> _MATERIAL SHOWN_:
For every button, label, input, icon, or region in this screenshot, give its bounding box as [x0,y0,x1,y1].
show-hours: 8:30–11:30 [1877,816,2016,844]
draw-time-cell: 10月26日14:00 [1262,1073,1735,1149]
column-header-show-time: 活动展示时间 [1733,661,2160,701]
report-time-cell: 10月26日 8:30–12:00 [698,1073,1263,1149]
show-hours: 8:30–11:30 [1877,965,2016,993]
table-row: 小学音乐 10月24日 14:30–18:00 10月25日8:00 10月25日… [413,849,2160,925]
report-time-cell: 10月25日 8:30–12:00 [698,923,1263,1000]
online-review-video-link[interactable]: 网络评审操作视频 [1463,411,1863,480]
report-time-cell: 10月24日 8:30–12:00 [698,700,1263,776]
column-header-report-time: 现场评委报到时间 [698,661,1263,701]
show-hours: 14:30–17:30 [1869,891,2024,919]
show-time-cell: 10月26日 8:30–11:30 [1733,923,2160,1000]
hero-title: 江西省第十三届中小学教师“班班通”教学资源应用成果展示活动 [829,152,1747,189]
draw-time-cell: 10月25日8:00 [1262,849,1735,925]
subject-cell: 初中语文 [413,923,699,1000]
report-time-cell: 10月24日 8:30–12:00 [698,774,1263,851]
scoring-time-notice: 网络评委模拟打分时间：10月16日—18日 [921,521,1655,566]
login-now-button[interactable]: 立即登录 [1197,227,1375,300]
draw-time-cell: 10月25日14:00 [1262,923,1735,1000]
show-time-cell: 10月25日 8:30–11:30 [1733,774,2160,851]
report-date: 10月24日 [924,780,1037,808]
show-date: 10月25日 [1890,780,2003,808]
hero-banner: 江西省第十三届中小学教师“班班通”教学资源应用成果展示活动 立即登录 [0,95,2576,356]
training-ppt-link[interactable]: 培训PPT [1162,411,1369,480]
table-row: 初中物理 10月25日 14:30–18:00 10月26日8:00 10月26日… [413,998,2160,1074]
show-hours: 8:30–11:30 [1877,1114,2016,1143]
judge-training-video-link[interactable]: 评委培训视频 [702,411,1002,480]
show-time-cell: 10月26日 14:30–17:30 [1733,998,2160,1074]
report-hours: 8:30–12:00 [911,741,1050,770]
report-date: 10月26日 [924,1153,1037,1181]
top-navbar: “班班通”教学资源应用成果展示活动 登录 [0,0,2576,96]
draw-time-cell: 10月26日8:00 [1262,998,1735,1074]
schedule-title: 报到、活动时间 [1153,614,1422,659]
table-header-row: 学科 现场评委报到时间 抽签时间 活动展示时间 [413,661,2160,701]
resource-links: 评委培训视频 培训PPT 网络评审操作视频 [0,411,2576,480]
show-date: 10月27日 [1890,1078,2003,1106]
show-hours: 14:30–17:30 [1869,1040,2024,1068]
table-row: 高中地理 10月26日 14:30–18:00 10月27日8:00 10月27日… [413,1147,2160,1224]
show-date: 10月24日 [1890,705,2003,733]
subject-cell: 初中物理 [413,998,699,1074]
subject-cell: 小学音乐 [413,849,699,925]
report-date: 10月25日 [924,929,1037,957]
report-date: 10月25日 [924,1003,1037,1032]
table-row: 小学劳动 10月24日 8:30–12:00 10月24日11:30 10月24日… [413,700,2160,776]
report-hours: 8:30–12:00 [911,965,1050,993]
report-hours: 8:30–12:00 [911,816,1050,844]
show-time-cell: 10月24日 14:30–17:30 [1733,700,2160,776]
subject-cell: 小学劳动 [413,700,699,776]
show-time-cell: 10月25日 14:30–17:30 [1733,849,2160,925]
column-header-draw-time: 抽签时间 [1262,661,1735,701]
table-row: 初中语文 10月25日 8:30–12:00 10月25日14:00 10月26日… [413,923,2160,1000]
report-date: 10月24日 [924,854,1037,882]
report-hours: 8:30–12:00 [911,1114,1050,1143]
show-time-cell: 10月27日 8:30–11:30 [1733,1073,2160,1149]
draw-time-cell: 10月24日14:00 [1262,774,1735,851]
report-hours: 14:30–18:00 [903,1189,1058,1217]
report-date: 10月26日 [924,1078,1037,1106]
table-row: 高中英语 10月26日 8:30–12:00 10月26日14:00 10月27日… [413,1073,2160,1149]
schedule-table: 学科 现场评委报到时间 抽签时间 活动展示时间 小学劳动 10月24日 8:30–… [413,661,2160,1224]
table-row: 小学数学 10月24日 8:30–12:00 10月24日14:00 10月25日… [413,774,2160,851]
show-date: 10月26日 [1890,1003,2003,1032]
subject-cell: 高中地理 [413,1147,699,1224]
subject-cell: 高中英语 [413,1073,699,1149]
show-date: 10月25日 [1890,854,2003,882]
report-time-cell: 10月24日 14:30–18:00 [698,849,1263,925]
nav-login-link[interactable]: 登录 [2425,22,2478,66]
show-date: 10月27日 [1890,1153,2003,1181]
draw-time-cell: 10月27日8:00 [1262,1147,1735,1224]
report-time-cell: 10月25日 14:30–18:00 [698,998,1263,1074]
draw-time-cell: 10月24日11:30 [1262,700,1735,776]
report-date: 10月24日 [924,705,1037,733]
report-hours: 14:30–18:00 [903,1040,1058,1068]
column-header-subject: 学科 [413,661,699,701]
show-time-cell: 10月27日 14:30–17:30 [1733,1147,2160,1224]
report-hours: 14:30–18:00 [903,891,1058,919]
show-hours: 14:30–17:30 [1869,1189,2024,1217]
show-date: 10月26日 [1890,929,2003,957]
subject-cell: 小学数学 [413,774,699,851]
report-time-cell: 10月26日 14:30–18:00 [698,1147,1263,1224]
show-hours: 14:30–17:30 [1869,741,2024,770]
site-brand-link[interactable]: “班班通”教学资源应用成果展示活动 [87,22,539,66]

> _YOUR TASK_: Please pull out every line in the entries above that contains the string "评委培训视频", treating uppercase and lowercase as distinct.

> _OUTPUT BELOW_:
judge-training-video-link[interactable]: 评委培训视频 [702,411,1002,480]
resource-links: 评委培训视频 培训PPT 网络评审操作视频 [0,411,2576,480]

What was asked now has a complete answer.